• [Exercise task]: Go through the listing below and list every line with "title".

Dataset entries on figures
** start **

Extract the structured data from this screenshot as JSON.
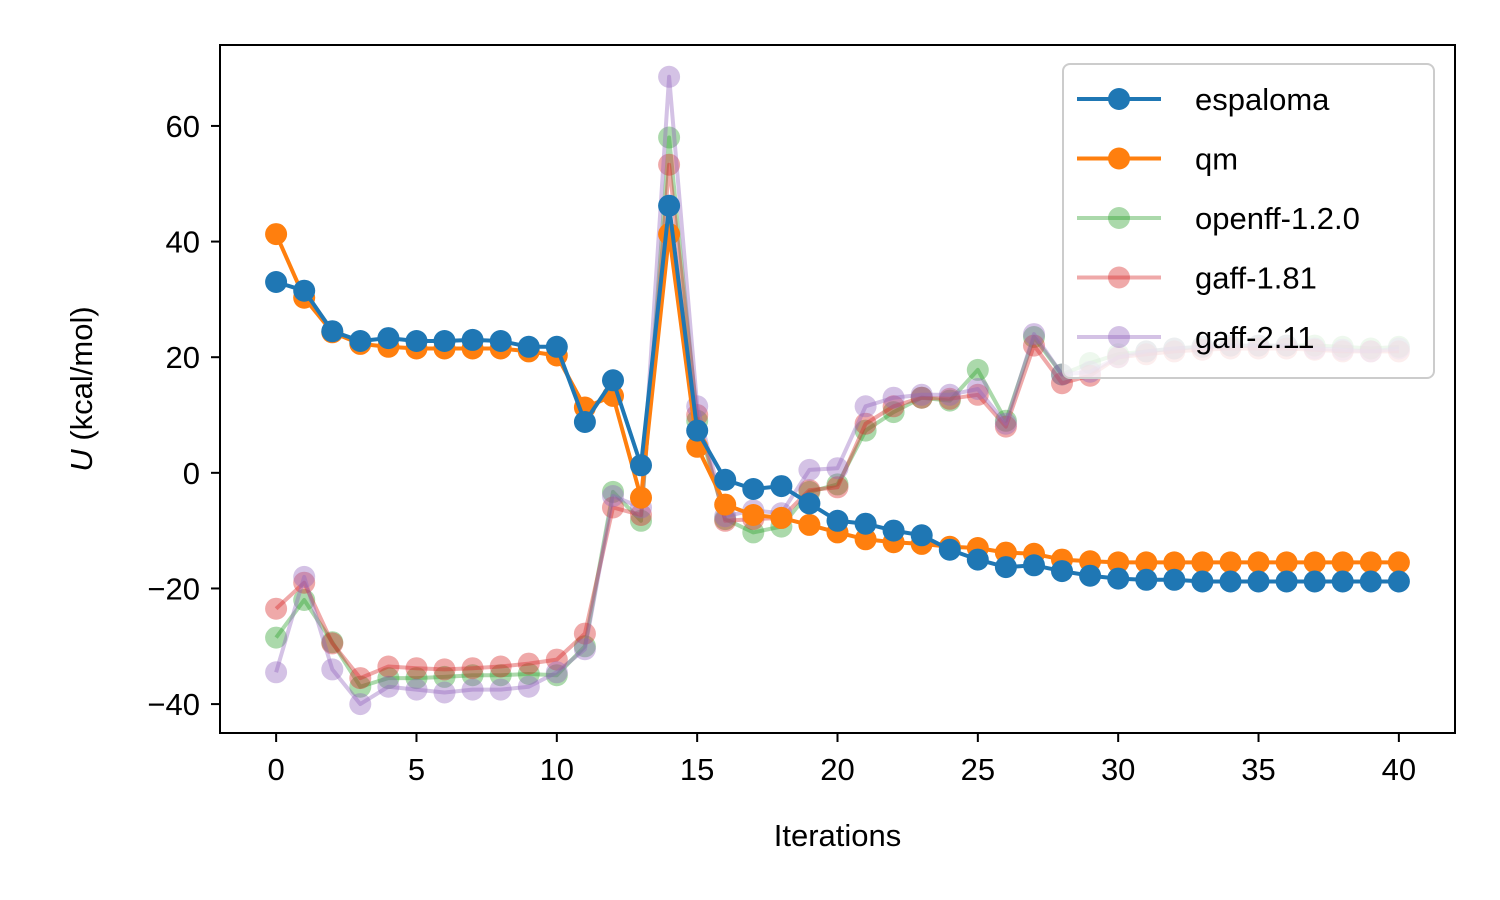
{
  "chart_data": {
    "type": "line",
    "xlabel": "Iterations",
    "ylabel_symbol": "U",
    "ylabel_unit": " (kcal/mol)",
    "xlim": [
      -2,
      42
    ],
    "ylim": [
      -45,
      74
    ],
    "xticks": [
      0,
      5,
      10,
      15,
      20,
      25,
      30,
      35,
      40
    ],
    "yticks": [
      -40,
      -20,
      0,
      20,
      40,
      60
    ],
    "ytick_labels": [
      "−40",
      "−20",
      "0",
      "20",
      "40",
      "60"
    ],
    "grid": false,
    "legend_position": "top-right",
    "x": [
      0,
      1,
      2,
      3,
      4,
      5,
      6,
      7,
      8,
      9,
      10,
      11,
      12,
      13,
      14,
      15,
      16,
      17,
      18,
      19,
      20,
      21,
      22,
      23,
      24,
      25,
      26,
      27,
      28,
      29,
      30,
      31,
      32,
      33,
      34,
      35,
      36,
      37,
      38,
      39,
      40
    ],
    "series": [
      {
        "name": "espaloma",
        "color": "#1f77b4",
        "alpha": 1.0,
        "values": [
          33,
          31.5,
          24.5,
          22.8,
          23.3,
          22.8,
          22.8,
          23.0,
          22.8,
          21.8,
          21.8,
          8.8,
          16.0,
          1.3,
          46.2,
          7.3,
          -1.2,
          -2.8,
          -2.3,
          -5.3,
          -8.3,
          -8.8,
          -10.0,
          -10.8,
          -13.3,
          -15.0,
          -16.3,
          -16.0,
          -17.0,
          -17.8,
          -18.3,
          -18.5,
          -18.5,
          -18.8,
          -18.8,
          -18.8,
          -18.8,
          -18.8,
          -18.8,
          -18.8,
          -18.8
        ]
      },
      {
        "name": "qm",
        "color": "#ff7f0e",
        "alpha": 1.0,
        "values": [
          41.3,
          30.3,
          24.3,
          22.3,
          21.8,
          21.5,
          21.5,
          21.5,
          21.5,
          21.0,
          20.3,
          11.3,
          13.3,
          -4.3,
          41.3,
          4.5,
          -5.5,
          -7.3,
          -7.8,
          -9.0,
          -10.3,
          -11.5,
          -12.0,
          -12.3,
          -12.8,
          -13.0,
          -13.8,
          -14.0,
          -15.0,
          -15.3,
          -15.5,
          -15.5,
          -15.5,
          -15.5,
          -15.5,
          -15.5,
          -15.5,
          -15.5,
          -15.5,
          -15.5,
          -15.5
        ]
      },
      {
        "name": "openff-1.2.0",
        "color": "#2ca02c",
        "alpha": 0.4,
        "values": [
          -28.5,
          -22.0,
          -29.3,
          -37.0,
          -35.5,
          -35.5,
          -35.3,
          -35.0,
          -35.0,
          -34.8,
          -35.0,
          -30.0,
          -3.3,
          -8.3,
          58.0,
          9.0,
          -8.0,
          -10.3,
          -9.3,
          -3.3,
          -2.0,
          7.3,
          10.5,
          13.0,
          12.5,
          17.8,
          9.0,
          23.5,
          17.0,
          19.0,
          20.5,
          21.0,
          21.5,
          21.8,
          22.0,
          22.0,
          22.0,
          22.0,
          21.8,
          21.5,
          21.8
        ]
      },
      {
        "name": "gaff-1.81",
        "color": "#d62728",
        "alpha": 0.4,
        "values": [
          -23.5,
          -19.0,
          -29.5,
          -35.5,
          -33.5,
          -33.8,
          -34.0,
          -33.8,
          -33.5,
          -33.0,
          -32.3,
          -27.8,
          -6.0,
          -7.3,
          53.3,
          10.0,
          -8.3,
          -8.0,
          -7.8,
          -3.0,
          -2.5,
          8.5,
          11.5,
          13.0,
          12.8,
          13.5,
          8.0,
          22.0,
          15.5,
          16.8,
          20.0,
          20.5,
          21.0,
          21.3,
          21.5,
          21.5,
          21.5,
          21.3,
          21.0,
          21.0,
          21.0
        ]
      },
      {
        "name": "gaff-2.11",
        "color": "#9467bd",
        "alpha": 0.4,
        "values": [
          -34.5,
          -18.0,
          -34.0,
          -40.0,
          -37.0,
          -37.5,
          -38.0,
          -37.5,
          -37.5,
          -37.0,
          -34.5,
          -30.5,
          -4.0,
          -6.0,
          68.5,
          11.5,
          -7.5,
          -6.5,
          -7.0,
          0.5,
          0.8,
          11.5,
          13.0,
          13.5,
          13.5,
          14.5,
          8.5,
          24.0,
          17.0,
          17.5,
          20.0,
          21.0,
          21.5,
          21.8,
          22.0,
          22.0,
          22.0,
          21.5,
          21.3,
          21.0,
          21.5
        ]
      }
    ]
  }
}
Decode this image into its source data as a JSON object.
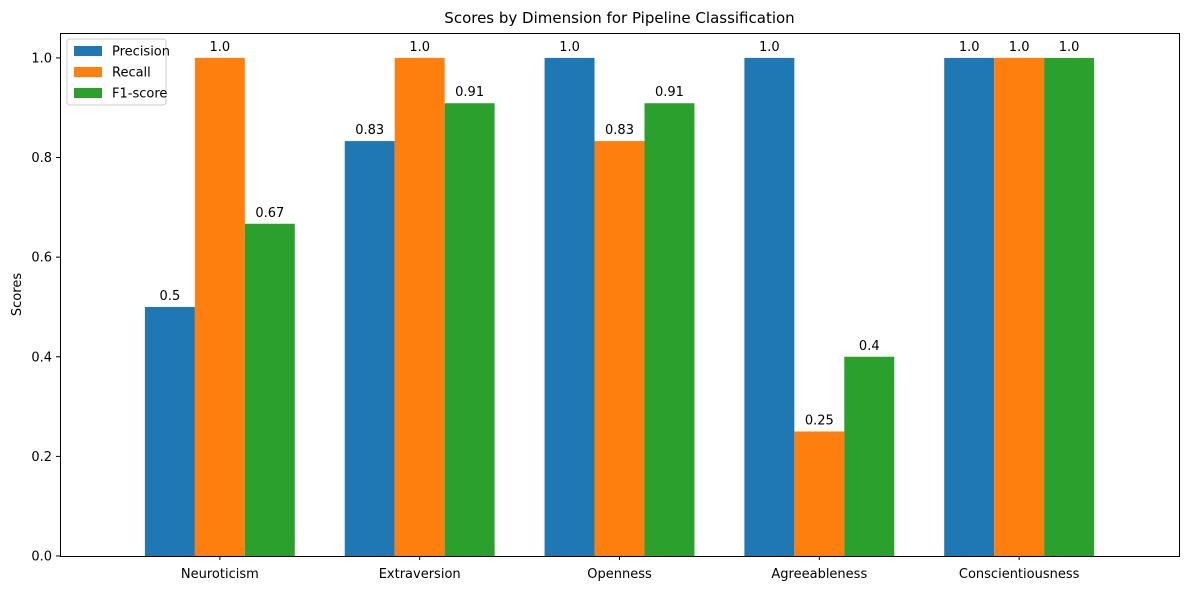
{
  "chart_data": {
    "type": "bar",
    "title": "Scores by Dimension for Pipeline Classification",
    "xlabel": "",
    "ylabel": "Scores",
    "categories": [
      "Neuroticism",
      "Extraversion",
      "Openness",
      "Agreeableness",
      "Conscientiousness"
    ],
    "series": [
      {
        "name": "Precision",
        "color": "#1f77b4",
        "values": [
          0.5,
          0.833,
          1.0,
          1.0,
          1.0
        ],
        "labels": [
          "0.5",
          "0.83",
          "1.0",
          "1.0",
          "1.0"
        ]
      },
      {
        "name": "Recall",
        "color": "#ff7f0e",
        "values": [
          1.0,
          1.0,
          0.833,
          0.25,
          1.0
        ],
        "labels": [
          "1.0",
          "1.0",
          "0.83",
          "0.25",
          "1.0"
        ]
      },
      {
        "name": "F1-score",
        "color": "#2ca02c",
        "values": [
          0.667,
          0.909,
          0.909,
          0.4,
          1.0
        ],
        "labels": [
          "0.67",
          "0.91",
          "0.91",
          "0.4",
          "1.0"
        ]
      }
    ],
    "ylim": [
      0,
      1.05
    ],
    "yticks": [
      "0.0",
      "0.2",
      "0.4",
      "0.6",
      "0.8",
      "1.0"
    ],
    "grid": false,
    "legend": "top-left"
  }
}
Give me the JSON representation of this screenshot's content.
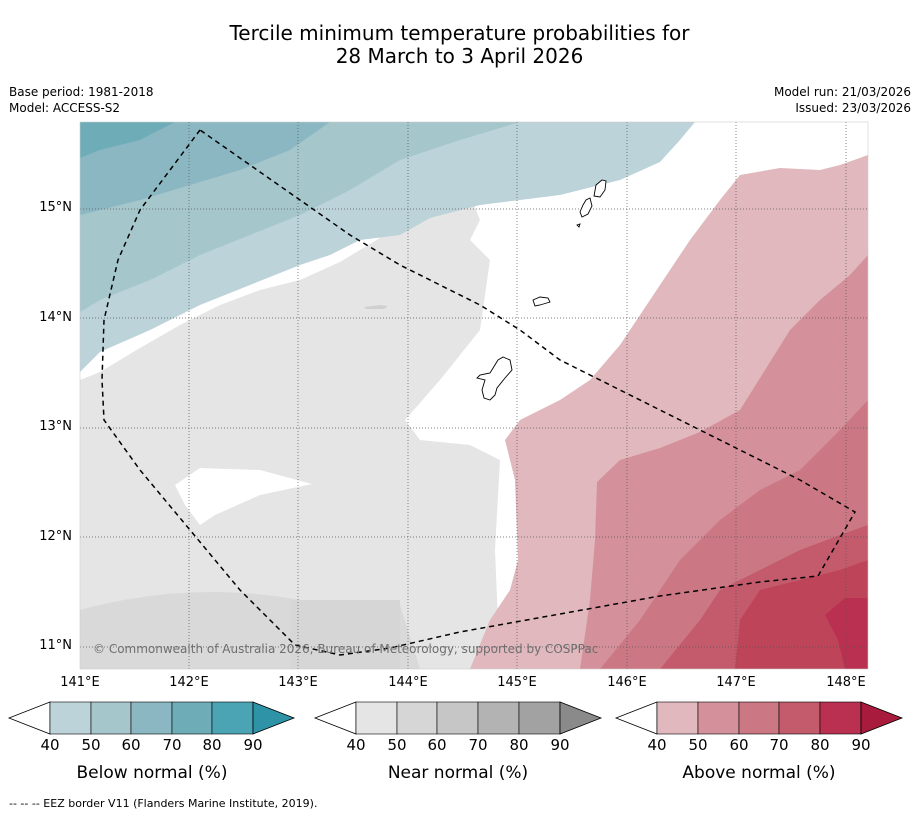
{
  "title": {
    "line1": "Tercile minimum temperature probabilities for",
    "line2": "28 March to 3 April 2026"
  },
  "meta": {
    "base_period": "Base period: 1981-2018",
    "model": "Model: ACCESS-S2",
    "model_run": "Model run: 21/03/2026",
    "issued": "Issued: 23/03/2026"
  },
  "map": {
    "lat_labels": [
      "15°N",
      "14°N",
      "13°N",
      "12°N",
      "11°N"
    ],
    "lon_labels": [
      "141°E",
      "142°E",
      "143°E",
      "144°E",
      "145°E",
      "146°E",
      "147°E",
      "148°E"
    ],
    "copyright": "© Commonwealth of Australia 2026, Bureau of Meteorology, supported by COSPPac"
  },
  "colorbars": [
    {
      "title": "Below normal (%)",
      "ticks": [
        "40",
        "50",
        "60",
        "70",
        "80",
        "90"
      ],
      "colors": [
        "#bdd3da",
        "#a5c6cb",
        "#8bb7c3",
        "#6eadb8",
        "#4ba4b3",
        "#2e93a6"
      ]
    },
    {
      "title": "Near normal (%)",
      "ticks": [
        "40",
        "50",
        "60",
        "70",
        "80",
        "90"
      ],
      "colors": [
        "#e5e5e5",
        "#d6d6d6",
        "#c6c6c6",
        "#b3b3b3",
        "#a2a2a2",
        "#8a8a8a"
      ]
    },
    {
      "title": "Above normal (%)",
      "ticks": [
        "40",
        "50",
        "60",
        "70",
        "80",
        "90"
      ],
      "colors": [
        "#e0b8be",
        "#d4919b",
        "#cc7884",
        "#c35b6c",
        "#b93050",
        "#a81b3d"
      ]
    }
  ],
  "footnote": "--  --  -- EEZ border V11 (Flanders Marine Institute, 2019)."
}
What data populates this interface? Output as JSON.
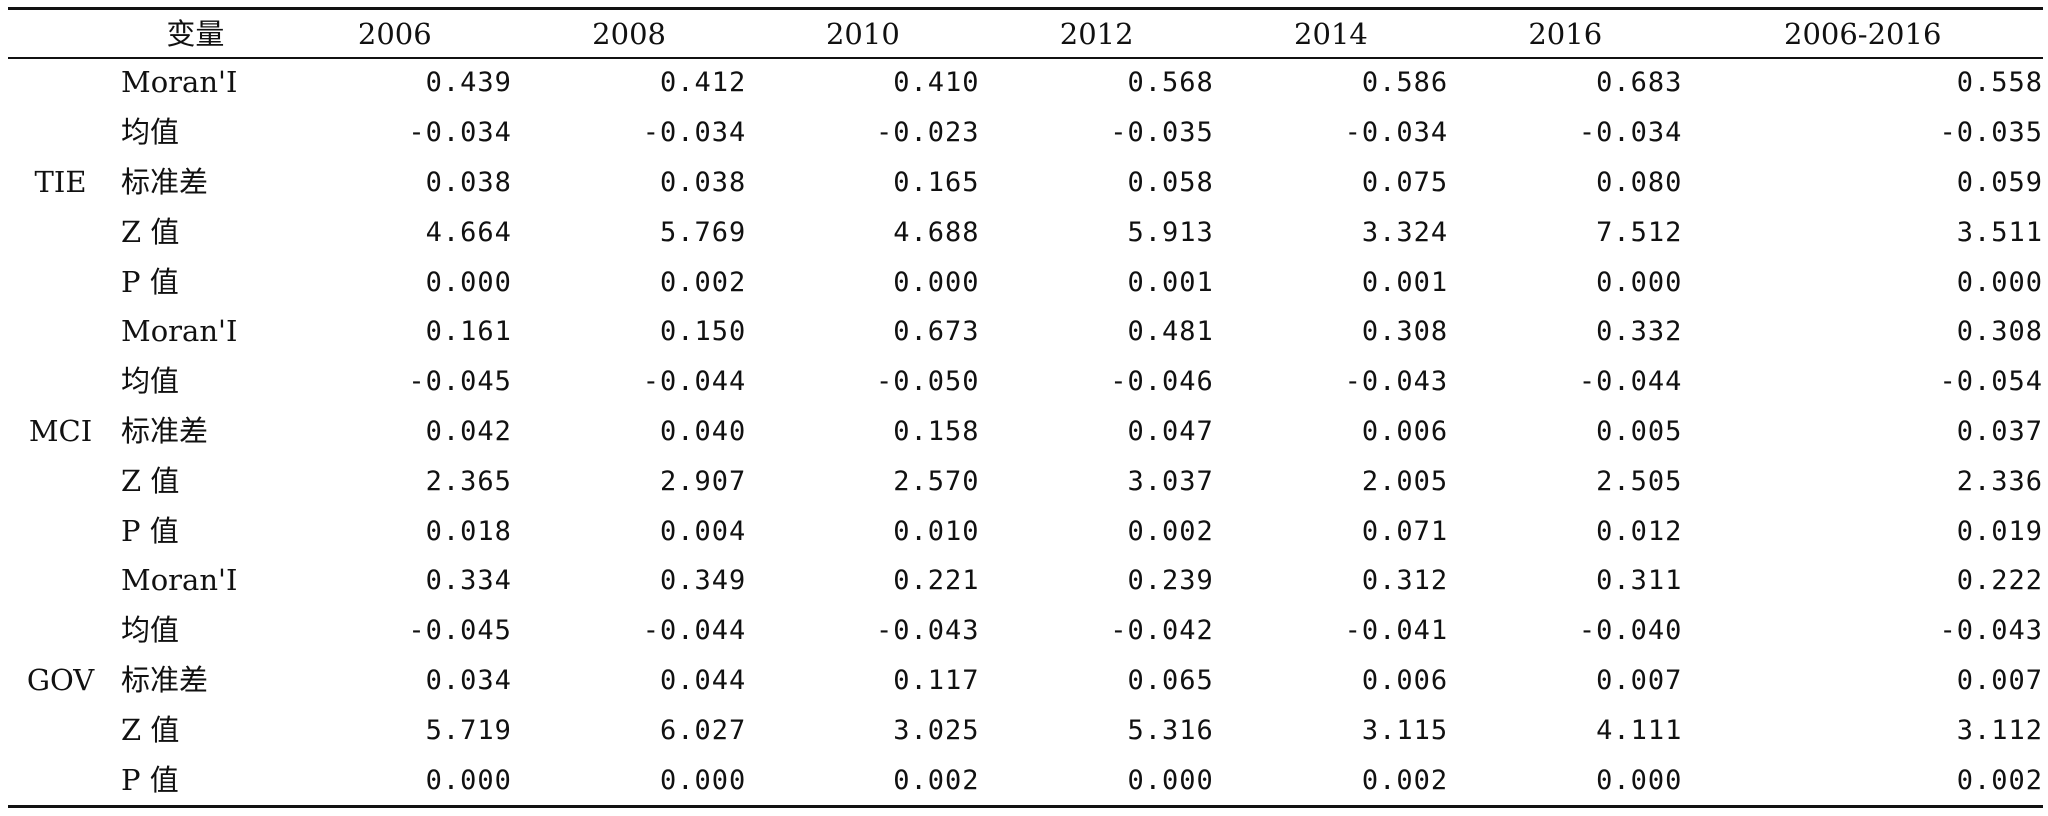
{
  "table": {
    "headers": [
      "",
      "变量",
      "2006",
      "2008",
      "2010",
      "2012",
      "2014",
      "2016",
      "2006-2016"
    ],
    "stat_labels": [
      "Moran'I",
      "均值",
      "标准差",
      "Z 值",
      "P 值"
    ],
    "groups": [
      {
        "name": "TIE",
        "rows": [
          [
            "0.439",
            "0.412",
            "0.410",
            "0.568",
            "0.586",
            "0.683",
            "0.558"
          ],
          [
            "-0.034",
            "-0.034",
            "-0.023",
            "-0.035",
            "-0.034",
            "-0.034",
            "-0.035"
          ],
          [
            "0.038",
            "0.038",
            "0.165",
            "0.058",
            "0.075",
            "0.080",
            "0.059"
          ],
          [
            "4.664",
            "5.769",
            "4.688",
            "5.913",
            "3.324",
            "7.512",
            "3.511"
          ],
          [
            "0.000",
            "0.002",
            "0.000",
            "0.001",
            "0.001",
            "0.000",
            "0.000"
          ]
        ]
      },
      {
        "name": "MCI",
        "rows": [
          [
            "0.161",
            "0.150",
            "0.673",
            "0.481",
            "0.308",
            "0.332",
            "0.308"
          ],
          [
            "-0.045",
            "-0.044",
            "-0.050",
            "-0.046",
            "-0.043",
            "-0.044",
            "-0.054"
          ],
          [
            "0.042",
            "0.040",
            "0.158",
            "0.047",
            "0.006",
            "0.005",
            "0.037"
          ],
          [
            "2.365",
            "2.907",
            "2.570",
            "3.037",
            "2.005",
            "2.505",
            "2.336"
          ],
          [
            "0.018",
            "0.004",
            "0.010",
            "0.002",
            "0.071",
            "0.012",
            "0.019"
          ]
        ]
      },
      {
        "name": "GOV",
        "rows": [
          [
            "0.334",
            "0.349",
            "0.221",
            "0.239",
            "0.312",
            "0.311",
            "0.222"
          ],
          [
            "-0.045",
            "-0.044",
            "-0.043",
            "-0.042",
            "-0.041",
            "-0.040",
            "-0.043"
          ],
          [
            "0.034",
            "0.044",
            "0.117",
            "0.065",
            "0.006",
            "0.007",
            "0.007"
          ],
          [
            "5.719",
            "6.027",
            "3.025",
            "5.316",
            "3.115",
            "4.111",
            "3.112"
          ],
          [
            "0.000",
            "0.000",
            "0.002",
            "0.000",
            "0.002",
            "0.000",
            "0.002"
          ]
        ]
      }
    ]
  }
}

** end **

• [Finished answer]:
    "title": "Scores by Dimension for Pipeline Classification",
  "title": {
      "title": "Below normal (%)",
      "title": "Near normal (%)",
      "title": "Above normal (%)",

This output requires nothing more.